### ENTRIES SHOWN

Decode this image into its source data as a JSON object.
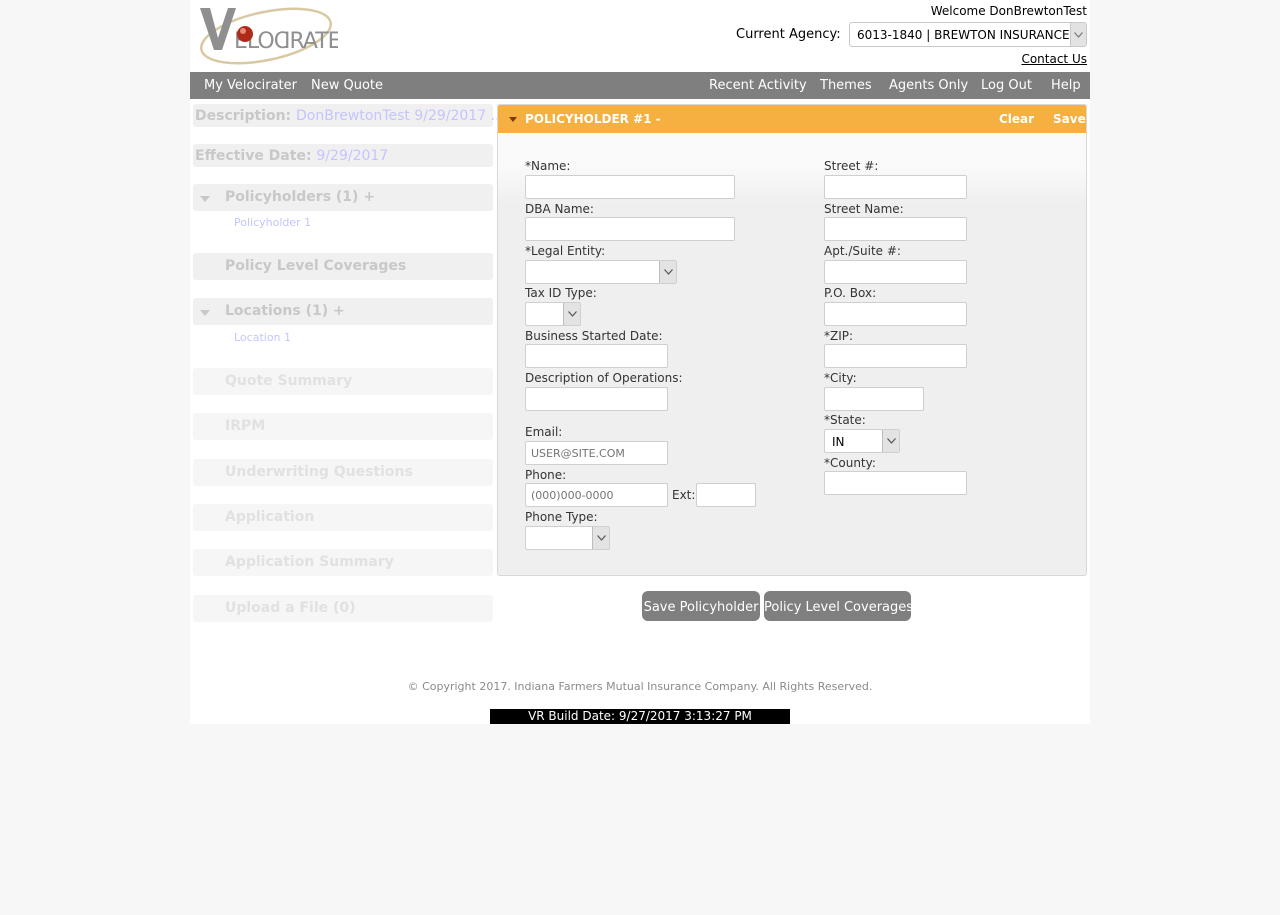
{
  "header": {
    "welcome": "Welcome DonBrewtonTest",
    "agency_label": "Current Agency:",
    "agency_value": "6013-1840 | BREWTON INSURANCE",
    "contact": "Contact Us",
    "logo_text": "VELOCIRATER"
  },
  "nav": {
    "left": [
      "My Velocirater",
      "New Quote"
    ],
    "right": [
      "Recent Activity",
      "Themes",
      "Agents Only",
      "Log Out",
      "Help"
    ]
  },
  "sidebar": {
    "description_label": "Description:",
    "description_value": "DonBrewtonTest 9/29/2017 ...",
    "effective_label": "Effective Date:",
    "effective_value": "9/29/2017",
    "policyholders": "Policyholders (1) +",
    "policyholder_item": "Policyholder 1",
    "policy_level_coverages": "Policy Level Coverages",
    "locations": "Locations (1) +",
    "location_item": "Location 1",
    "quote_summary": "Quote Summary",
    "irpm": "IRPM",
    "underwriting": "Underwriting Questions",
    "application": "Application",
    "application_summary": "Application Summary",
    "upload": "Upload a File (0)"
  },
  "panel": {
    "title": "POLICYHOLDER #1 -",
    "clear": "Clear",
    "save": "Save"
  },
  "form": {
    "name_label": "*Name:",
    "dba_label": "DBA Name:",
    "legal_entity_label": "*Legal Entity:",
    "tax_id_label": "Tax ID Type:",
    "business_started_label": "Business Started Date:",
    "description_ops_label": "Description of Operations:",
    "email_label": "Email:",
    "email_placeholder": "USER@SITE.COM",
    "phone_label": "Phone:",
    "phone_placeholder": "(000)000-0000",
    "ext_label": "Ext:",
    "phone_type_label": "Phone Type:",
    "street_num_label": "Street #:",
    "street_name_label": "Street Name:",
    "apt_label": "Apt./Suite #:",
    "po_box_label": "P.O. Box:",
    "zip_label": "*ZIP:",
    "city_label": "*City:",
    "state_label": "*State:",
    "state_value": "IN",
    "county_label": "*County:"
  },
  "actions": {
    "save_policyholder": "Save Policyholder",
    "policy_level_coverages": "Policy Level Coverages"
  },
  "footer": {
    "copyright": "© Copyright 2017. Indiana Farmers Mutual Insurance Company. All Rights Reserved.",
    "build": "VR Build Date: 9/27/2017 3:13:27 PM"
  }
}
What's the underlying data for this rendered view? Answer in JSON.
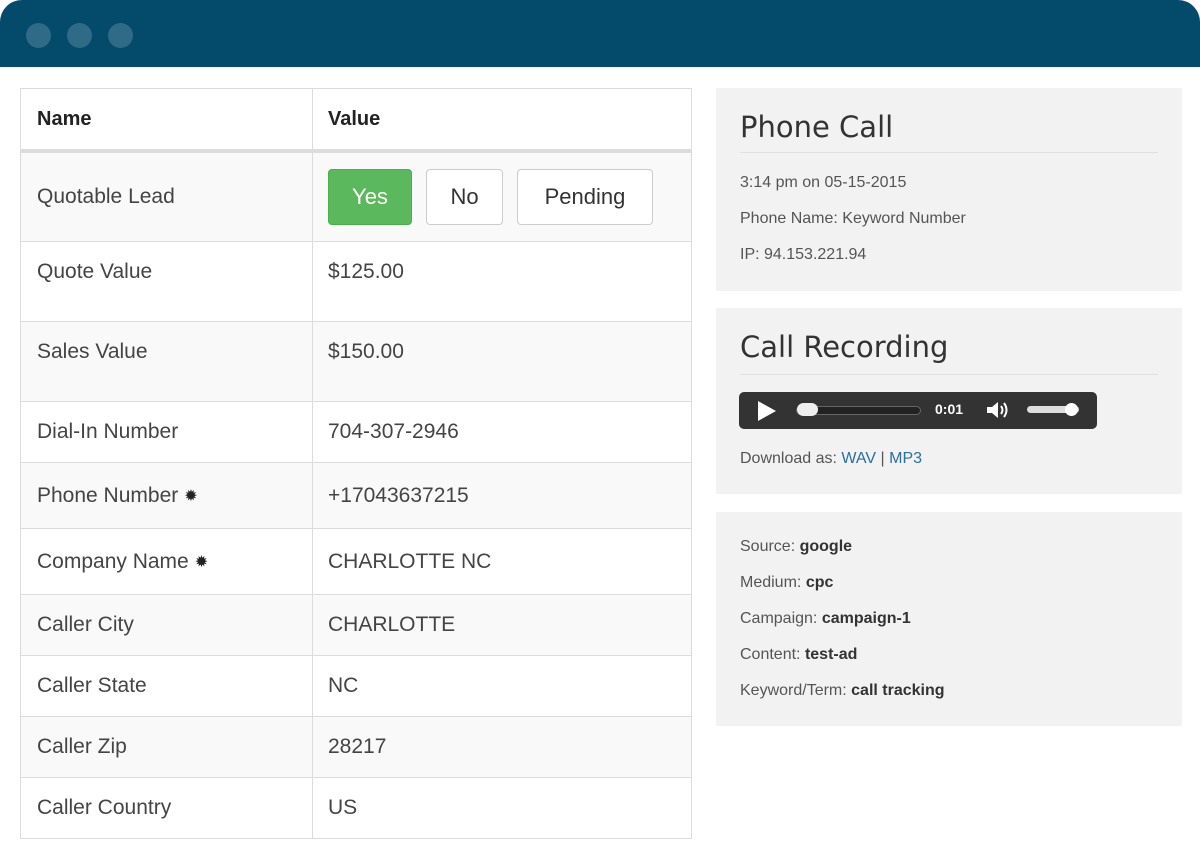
{
  "table": {
    "headers": {
      "name": "Name",
      "value": "Value"
    },
    "quotable_lead": {
      "label": "Quotable Lead",
      "yes": "Yes",
      "no": "No",
      "pending": "Pending",
      "selected": "Yes"
    },
    "rows": [
      {
        "label": "Quote Value",
        "value": "$125.00"
      },
      {
        "label": "Sales Value",
        "value": "$150.00"
      },
      {
        "label": "Dial-In Number",
        "value": "704-307-2946"
      },
      {
        "label": "Phone Number",
        "value": "+17043637215",
        "star": "✹"
      },
      {
        "label": "Company Name",
        "value": "CHARLOTTE NC",
        "star": "✹"
      },
      {
        "label": "Caller City",
        "value": "CHARLOTTE"
      },
      {
        "label": "Caller State",
        "value": "NC"
      },
      {
        "label": "Caller Zip",
        "value": "28217"
      },
      {
        "label": "Caller Country",
        "value": "US"
      }
    ]
  },
  "phone_call": {
    "title": "Phone Call",
    "timestamp": "3:14 pm on 05-15-2015",
    "phone_name": "Phone Name: Keyword Number",
    "ip": "IP: 94.153.221.94"
  },
  "call_recording": {
    "title": "Call Recording",
    "time": "0:01",
    "download_label": "Download as:",
    "wav": "WAV",
    "separator": "|",
    "mp3": "MP3"
  },
  "attribution": {
    "source_label": "Source:",
    "source": "google",
    "medium_label": "Medium:",
    "medium": "cpc",
    "campaign_label": "Campaign:",
    "campaign": "campaign-1",
    "content_label": "Content:",
    "content": "test-ad",
    "keyword_label": "Keyword/Term:",
    "keyword": "call tracking"
  },
  "colors": {
    "titlebar": "#044a6b",
    "yes_button": "#5cb85c",
    "link": "#2a6fa0"
  }
}
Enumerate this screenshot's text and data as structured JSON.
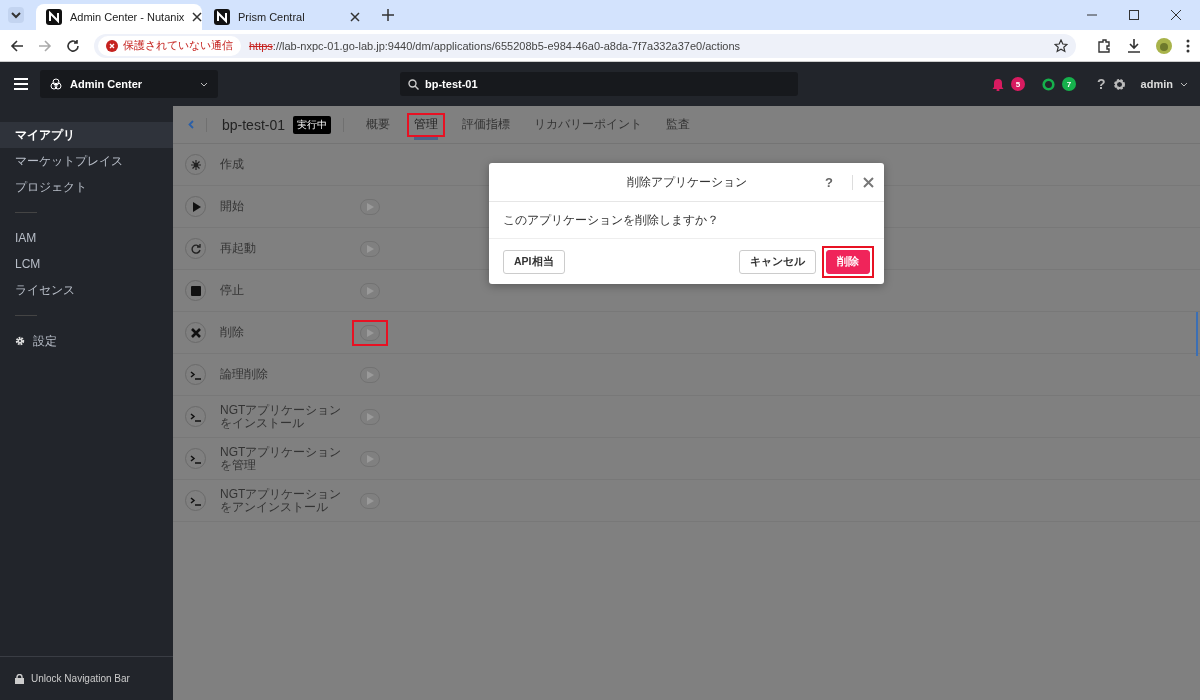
{
  "browser": {
    "tabs": [
      {
        "title": "Admin Center - Nutanix",
        "selected": true
      },
      {
        "title": "Prism Central",
        "selected": false
      }
    ],
    "security_label": "保護されていない通信",
    "url_scheme": "https",
    "url_rest": "://lab-nxpc-01.go-lab.jp:9440/dm/applications/655208b5-e984-46a0-a8da-7f7a332a37e0/actions"
  },
  "header": {
    "app_switcher": "Admin Center",
    "search_value": "bp-test-01",
    "alerts_count": "5",
    "tasks_count": "7",
    "help": "?",
    "user": "admin"
  },
  "sidebar": {
    "groups": [
      [
        {
          "label": "マイアプリ",
          "selected": true
        },
        {
          "label": "マーケットプレイス",
          "selected": false
        },
        {
          "label": "プロジェクト",
          "selected": false
        }
      ],
      [
        {
          "label": "IAM",
          "selected": false
        },
        {
          "label": "LCM",
          "selected": false
        },
        {
          "label": "ライセンス",
          "selected": false
        }
      ],
      [
        {
          "label": "設定",
          "selected": false,
          "kind": "gear"
        }
      ]
    ],
    "footer": "Unlock Navigation Bar"
  },
  "app": {
    "name": "bp-test-01",
    "status": "実行中",
    "tabs": [
      {
        "label": "概要",
        "selected": false,
        "highlighted": false
      },
      {
        "label": "管理",
        "selected": true,
        "highlighted": true
      },
      {
        "label": "評価指標",
        "selected": false,
        "highlighted": false
      },
      {
        "label": "リカバリーポイント",
        "selected": false,
        "highlighted": false
      },
      {
        "label": "監査",
        "selected": false,
        "highlighted": false
      }
    ]
  },
  "actions": [
    {
      "label": "作成",
      "kind": "create",
      "run_button": false,
      "highlighted": false
    },
    {
      "label": "開始",
      "kind": "play",
      "run_button": true,
      "highlighted": false
    },
    {
      "label": "再起動",
      "kind": "restart",
      "run_button": true,
      "highlighted": false
    },
    {
      "label": "停止",
      "kind": "stop",
      "run_button": true,
      "highlighted": false
    },
    {
      "label": "削除",
      "kind": "delete",
      "run_button": true,
      "highlighted": true
    },
    {
      "label": "論理削除",
      "kind": "terminal",
      "run_button": true,
      "highlighted": false
    },
    {
      "label": "NGTアプリケーションをインストール",
      "kind": "terminal",
      "run_button": true,
      "highlighted": false
    },
    {
      "label": "NGTアプリケーションを管理",
      "kind": "terminal",
      "run_button": true,
      "highlighted": false
    },
    {
      "label": "NGTアプリケーションをアンインストール",
      "kind": "terminal",
      "run_button": true,
      "highlighted": false
    }
  ],
  "dialog": {
    "title": "削除アプリケーション",
    "help": "?",
    "message": "このアプリケーションを削除しますか？",
    "buttons": [
      {
        "label": "API相当",
        "kind": "secondary",
        "highlighted": false
      },
      {
        "label": "キャンセル",
        "kind": "secondary",
        "highlighted": false
      },
      {
        "label": "削除",
        "kind": "danger",
        "highlighted": true
      }
    ]
  }
}
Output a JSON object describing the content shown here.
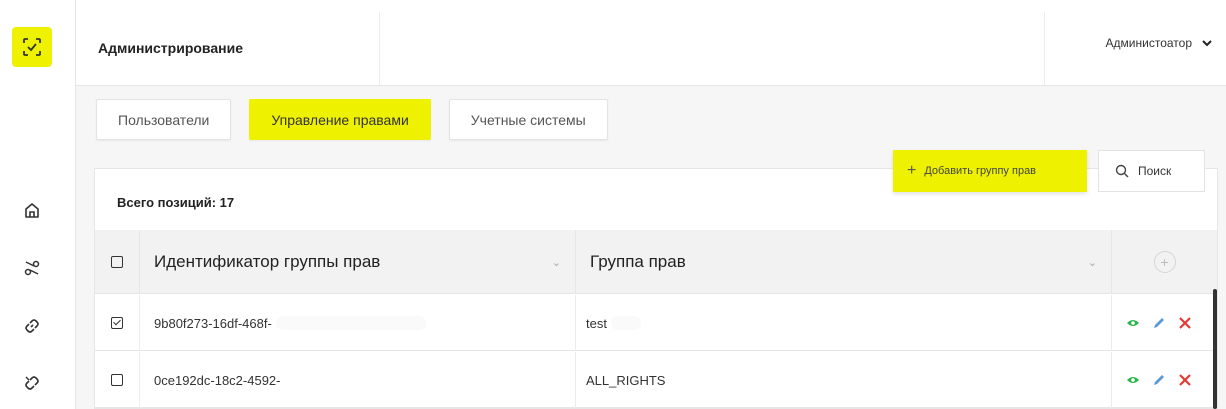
{
  "app": {
    "title": "Администрирование",
    "user_name": "Администоатор"
  },
  "colors": {
    "accent": "#eef200",
    "view_icon": "#2bb34a",
    "edit_icon": "#5b9bd5",
    "delete_icon": "#e53935"
  },
  "sidebar": {
    "logo_icon": "check-frame-icon",
    "items": [
      {
        "icon": "home-icon"
      },
      {
        "icon": "scissors-icon"
      },
      {
        "icon": "link-icon"
      },
      {
        "icon": "broken-link-icon"
      }
    ]
  },
  "tabs": [
    {
      "label": "Пользователи",
      "active": false
    },
    {
      "label": "Управление правами",
      "active": true
    },
    {
      "label": "Учетные системы",
      "active": false
    }
  ],
  "toolbar": {
    "add_label": "Добавить группу прав",
    "search_label": "Поиск"
  },
  "table": {
    "total_label": "Всего позиций: 17",
    "columns": [
      "Идентификатор группы прав",
      "Группа прав"
    ],
    "rows": [
      {
        "id": "9b80f273-16df-468f-",
        "group": "test",
        "checked": true
      },
      {
        "id": "0ce192dc-18c2-4592-",
        "group": "ALL_RIGHTS",
        "checked": false
      }
    ]
  }
}
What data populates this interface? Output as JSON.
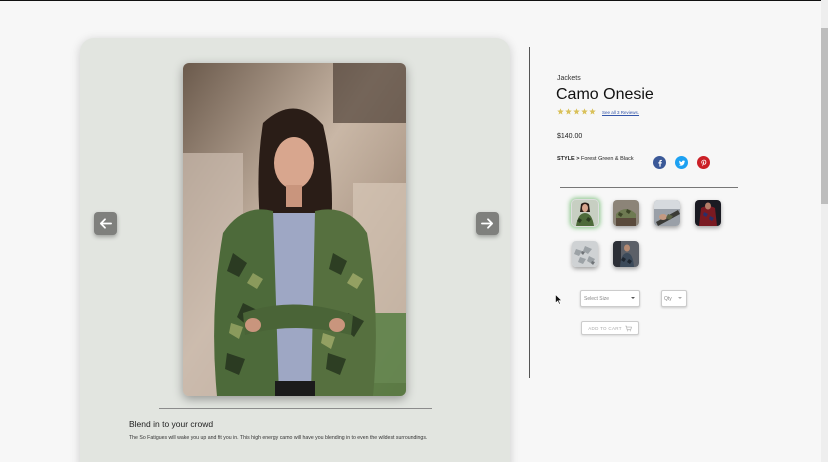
{
  "product": {
    "category": "Jackets",
    "title": "Camo Onesie",
    "rating": 5,
    "reviews_link": "See all 3 Reviews.",
    "price": "$140.00",
    "style_label": "STYLE >",
    "style_value": "Forest Green & Black"
  },
  "gallery": {
    "blurb_title": "Blend in to your crowd",
    "blurb_text": "The So Fatigues will wake you up and fit you in. This high energy camo will have you blending in to even the wildest surroundings."
  },
  "thumbnails": [
    {
      "name": "camo-woman-thumb",
      "selected": true
    },
    {
      "name": "camo-cap-thumb",
      "selected": false
    },
    {
      "name": "camo-hands-thumb",
      "selected": false
    },
    {
      "name": "red-camo-thumb",
      "selected": false
    },
    {
      "name": "grey-camo-thumb",
      "selected": false
    },
    {
      "name": "camo-man-thumb",
      "selected": false
    }
  ],
  "purchase": {
    "size_placeholder": "Select Size",
    "qty_placeholder": "Qty",
    "add_to_cart": "ADD TO CART"
  },
  "social": [
    "facebook-icon",
    "twitter-icon",
    "pinterest-icon"
  ],
  "colors": {
    "facebook": "#3b5998",
    "twitter": "#1da1f2",
    "pinterest": "#cb2027",
    "star": "#d9c15a"
  }
}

######

# REQUIRED WORK
Write down the number of lines where the word "Company" appears, and nothing further.

# EXERCISE OUTPUT
2